§ AIM: Return each line of the listing that contains the string "study".

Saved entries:
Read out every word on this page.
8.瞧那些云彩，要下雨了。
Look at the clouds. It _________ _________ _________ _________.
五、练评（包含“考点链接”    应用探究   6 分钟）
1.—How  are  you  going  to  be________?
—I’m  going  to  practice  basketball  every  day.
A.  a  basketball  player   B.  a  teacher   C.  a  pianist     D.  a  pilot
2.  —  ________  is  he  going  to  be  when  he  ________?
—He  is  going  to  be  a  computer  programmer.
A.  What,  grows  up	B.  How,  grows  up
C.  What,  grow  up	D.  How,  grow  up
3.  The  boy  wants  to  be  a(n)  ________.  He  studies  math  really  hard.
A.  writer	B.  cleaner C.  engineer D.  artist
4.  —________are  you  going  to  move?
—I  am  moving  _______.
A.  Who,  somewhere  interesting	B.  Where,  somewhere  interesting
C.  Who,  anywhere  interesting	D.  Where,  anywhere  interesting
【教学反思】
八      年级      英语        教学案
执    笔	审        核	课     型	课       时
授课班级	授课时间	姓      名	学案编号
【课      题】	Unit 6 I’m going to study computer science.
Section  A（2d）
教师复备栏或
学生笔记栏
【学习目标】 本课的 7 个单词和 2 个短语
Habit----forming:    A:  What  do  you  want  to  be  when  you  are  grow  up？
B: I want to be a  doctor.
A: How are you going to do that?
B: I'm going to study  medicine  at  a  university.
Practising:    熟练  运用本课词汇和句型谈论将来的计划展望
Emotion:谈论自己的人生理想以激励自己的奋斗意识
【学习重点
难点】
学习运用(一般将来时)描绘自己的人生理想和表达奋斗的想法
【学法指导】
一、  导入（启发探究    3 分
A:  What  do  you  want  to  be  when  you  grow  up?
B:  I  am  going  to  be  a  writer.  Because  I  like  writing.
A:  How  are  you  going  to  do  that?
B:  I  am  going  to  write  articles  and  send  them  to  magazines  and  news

§ TASK RESULT:
【课      题】	Unit 6 I’m going to study computer science.
B: I'm going to study  medicine  at  a  university.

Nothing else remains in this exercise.